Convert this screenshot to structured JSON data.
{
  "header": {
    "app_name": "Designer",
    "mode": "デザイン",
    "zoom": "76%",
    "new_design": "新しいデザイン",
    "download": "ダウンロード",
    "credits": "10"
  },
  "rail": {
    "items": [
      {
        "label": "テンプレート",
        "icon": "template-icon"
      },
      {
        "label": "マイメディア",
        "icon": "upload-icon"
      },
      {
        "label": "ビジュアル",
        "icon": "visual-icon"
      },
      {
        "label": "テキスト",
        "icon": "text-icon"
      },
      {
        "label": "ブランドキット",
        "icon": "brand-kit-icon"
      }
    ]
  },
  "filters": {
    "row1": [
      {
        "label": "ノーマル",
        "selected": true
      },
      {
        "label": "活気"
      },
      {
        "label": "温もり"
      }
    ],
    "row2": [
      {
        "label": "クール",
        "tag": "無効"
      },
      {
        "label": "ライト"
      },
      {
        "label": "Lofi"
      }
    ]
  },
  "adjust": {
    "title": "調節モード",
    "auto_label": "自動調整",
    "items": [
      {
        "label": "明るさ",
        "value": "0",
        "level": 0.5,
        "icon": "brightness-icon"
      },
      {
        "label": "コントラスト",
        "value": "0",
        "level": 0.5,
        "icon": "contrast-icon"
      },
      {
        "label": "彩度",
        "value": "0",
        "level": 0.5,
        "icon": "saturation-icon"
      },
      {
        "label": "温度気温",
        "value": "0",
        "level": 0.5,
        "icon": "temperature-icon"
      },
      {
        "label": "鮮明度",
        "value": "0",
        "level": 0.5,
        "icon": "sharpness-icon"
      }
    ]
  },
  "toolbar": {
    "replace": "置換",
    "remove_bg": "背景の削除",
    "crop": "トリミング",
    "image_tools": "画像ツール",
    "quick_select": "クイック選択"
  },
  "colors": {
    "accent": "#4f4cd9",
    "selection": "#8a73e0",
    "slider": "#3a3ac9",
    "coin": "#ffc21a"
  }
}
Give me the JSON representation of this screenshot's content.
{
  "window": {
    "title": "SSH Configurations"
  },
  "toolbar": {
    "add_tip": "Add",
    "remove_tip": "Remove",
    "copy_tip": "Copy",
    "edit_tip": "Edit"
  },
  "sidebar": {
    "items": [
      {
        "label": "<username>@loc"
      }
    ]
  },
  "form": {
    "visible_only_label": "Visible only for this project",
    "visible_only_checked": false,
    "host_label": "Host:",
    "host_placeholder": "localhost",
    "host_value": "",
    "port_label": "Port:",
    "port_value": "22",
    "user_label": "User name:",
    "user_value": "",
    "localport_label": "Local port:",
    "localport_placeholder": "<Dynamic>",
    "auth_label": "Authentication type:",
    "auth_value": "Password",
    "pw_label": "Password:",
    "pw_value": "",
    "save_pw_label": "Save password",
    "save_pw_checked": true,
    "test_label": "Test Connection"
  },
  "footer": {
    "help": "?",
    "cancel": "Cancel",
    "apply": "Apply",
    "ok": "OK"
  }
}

§ PROMPT:
Report each line in the data that holds the word "title".

§ TASK RESULT:
    "title": "調節モード",
    "title": "SSH Configurations"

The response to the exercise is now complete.